### AIM OF THE EXERCISE
Transcribe the listing below verbatim, starting at its first line and ending at the line that contains "properties-panel-icon[interactable] xyxy=(358,59,367,68)", including both of those lines.

### GIVEN INFORMATION
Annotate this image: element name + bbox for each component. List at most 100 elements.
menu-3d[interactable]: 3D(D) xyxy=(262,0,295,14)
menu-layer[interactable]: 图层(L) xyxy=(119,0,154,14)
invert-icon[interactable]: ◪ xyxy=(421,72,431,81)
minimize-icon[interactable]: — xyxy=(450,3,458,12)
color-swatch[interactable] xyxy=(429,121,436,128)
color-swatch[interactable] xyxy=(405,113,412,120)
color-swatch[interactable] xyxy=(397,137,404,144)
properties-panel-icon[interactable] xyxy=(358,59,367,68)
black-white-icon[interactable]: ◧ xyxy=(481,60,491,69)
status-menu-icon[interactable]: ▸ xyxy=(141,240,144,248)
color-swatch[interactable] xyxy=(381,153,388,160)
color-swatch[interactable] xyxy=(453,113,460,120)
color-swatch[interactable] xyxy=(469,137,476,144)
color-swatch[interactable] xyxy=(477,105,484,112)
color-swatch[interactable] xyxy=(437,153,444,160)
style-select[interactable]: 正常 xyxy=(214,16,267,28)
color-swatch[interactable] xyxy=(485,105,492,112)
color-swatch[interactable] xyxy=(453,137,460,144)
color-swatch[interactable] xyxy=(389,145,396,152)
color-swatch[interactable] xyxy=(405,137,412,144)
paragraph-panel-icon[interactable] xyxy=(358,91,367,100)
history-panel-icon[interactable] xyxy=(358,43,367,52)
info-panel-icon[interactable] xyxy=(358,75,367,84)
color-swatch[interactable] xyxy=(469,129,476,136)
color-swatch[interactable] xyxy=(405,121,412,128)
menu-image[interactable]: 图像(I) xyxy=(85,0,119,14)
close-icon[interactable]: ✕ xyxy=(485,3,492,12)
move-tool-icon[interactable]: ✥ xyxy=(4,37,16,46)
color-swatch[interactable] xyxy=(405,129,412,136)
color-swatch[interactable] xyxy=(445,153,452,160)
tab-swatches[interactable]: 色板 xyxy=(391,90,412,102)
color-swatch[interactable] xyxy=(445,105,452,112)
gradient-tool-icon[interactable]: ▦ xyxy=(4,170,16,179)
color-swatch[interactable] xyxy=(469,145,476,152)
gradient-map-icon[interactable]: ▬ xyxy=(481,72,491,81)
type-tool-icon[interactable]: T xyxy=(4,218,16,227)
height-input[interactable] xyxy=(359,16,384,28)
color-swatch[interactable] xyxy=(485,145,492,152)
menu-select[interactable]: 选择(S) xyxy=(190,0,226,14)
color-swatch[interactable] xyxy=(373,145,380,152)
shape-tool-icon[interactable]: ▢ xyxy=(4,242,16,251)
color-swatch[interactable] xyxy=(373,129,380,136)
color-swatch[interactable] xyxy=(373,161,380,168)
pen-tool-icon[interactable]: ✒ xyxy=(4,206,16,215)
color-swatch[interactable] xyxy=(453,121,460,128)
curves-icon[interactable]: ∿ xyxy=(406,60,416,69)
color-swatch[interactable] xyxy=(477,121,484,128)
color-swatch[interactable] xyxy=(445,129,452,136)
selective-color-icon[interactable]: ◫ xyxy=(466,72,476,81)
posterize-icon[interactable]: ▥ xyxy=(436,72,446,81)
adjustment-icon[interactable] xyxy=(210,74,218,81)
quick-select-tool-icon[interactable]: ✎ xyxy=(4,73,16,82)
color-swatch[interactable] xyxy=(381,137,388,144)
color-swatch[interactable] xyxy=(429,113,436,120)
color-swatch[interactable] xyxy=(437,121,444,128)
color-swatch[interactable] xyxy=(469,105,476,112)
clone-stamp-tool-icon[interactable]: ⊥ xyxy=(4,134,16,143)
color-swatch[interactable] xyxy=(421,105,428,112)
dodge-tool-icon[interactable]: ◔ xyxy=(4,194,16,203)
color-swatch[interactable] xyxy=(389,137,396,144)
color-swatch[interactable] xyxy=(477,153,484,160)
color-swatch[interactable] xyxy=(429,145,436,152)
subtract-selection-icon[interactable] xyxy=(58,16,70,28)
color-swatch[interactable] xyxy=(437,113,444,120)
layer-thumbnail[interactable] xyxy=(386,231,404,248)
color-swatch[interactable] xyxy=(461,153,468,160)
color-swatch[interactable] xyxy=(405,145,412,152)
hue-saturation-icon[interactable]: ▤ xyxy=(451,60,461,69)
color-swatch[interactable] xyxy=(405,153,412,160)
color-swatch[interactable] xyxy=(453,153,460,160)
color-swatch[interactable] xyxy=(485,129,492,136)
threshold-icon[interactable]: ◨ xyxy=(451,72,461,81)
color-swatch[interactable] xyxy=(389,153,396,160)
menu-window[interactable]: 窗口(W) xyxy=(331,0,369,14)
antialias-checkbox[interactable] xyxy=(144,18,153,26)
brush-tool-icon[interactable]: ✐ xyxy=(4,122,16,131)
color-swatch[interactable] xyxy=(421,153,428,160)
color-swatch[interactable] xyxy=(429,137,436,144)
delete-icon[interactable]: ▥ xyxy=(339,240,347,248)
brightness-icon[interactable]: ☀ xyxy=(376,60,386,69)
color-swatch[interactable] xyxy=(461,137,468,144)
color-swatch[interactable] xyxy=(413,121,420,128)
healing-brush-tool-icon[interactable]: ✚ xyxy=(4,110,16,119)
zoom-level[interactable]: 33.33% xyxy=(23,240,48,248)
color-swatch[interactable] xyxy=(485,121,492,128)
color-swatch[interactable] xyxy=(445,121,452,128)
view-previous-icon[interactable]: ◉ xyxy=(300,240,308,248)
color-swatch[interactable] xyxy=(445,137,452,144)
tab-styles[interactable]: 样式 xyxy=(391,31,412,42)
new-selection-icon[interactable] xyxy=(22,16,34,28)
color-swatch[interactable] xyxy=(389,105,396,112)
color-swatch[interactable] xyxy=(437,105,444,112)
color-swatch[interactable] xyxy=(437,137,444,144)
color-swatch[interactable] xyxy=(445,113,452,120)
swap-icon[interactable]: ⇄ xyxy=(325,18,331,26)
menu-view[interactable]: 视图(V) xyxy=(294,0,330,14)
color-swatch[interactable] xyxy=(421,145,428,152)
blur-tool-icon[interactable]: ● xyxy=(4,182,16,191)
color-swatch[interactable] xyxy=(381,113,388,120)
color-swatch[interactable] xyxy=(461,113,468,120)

### WRITTEN ANSWER
Annotate this image: element name + bbox for each component. List at most 100 elements.
menu-3d[interactable]: 3D(D) xyxy=(262,0,295,14)
menu-layer[interactable]: 图层(L) xyxy=(119,0,154,14)
invert-icon[interactable]: ◪ xyxy=(421,72,431,81)
minimize-icon[interactable]: — xyxy=(450,3,458,12)
color-swatch[interactable] xyxy=(429,121,436,128)
color-swatch[interactable] xyxy=(405,113,412,120)
color-swatch[interactable] xyxy=(397,137,404,144)
properties-panel-icon[interactable] xyxy=(358,59,367,68)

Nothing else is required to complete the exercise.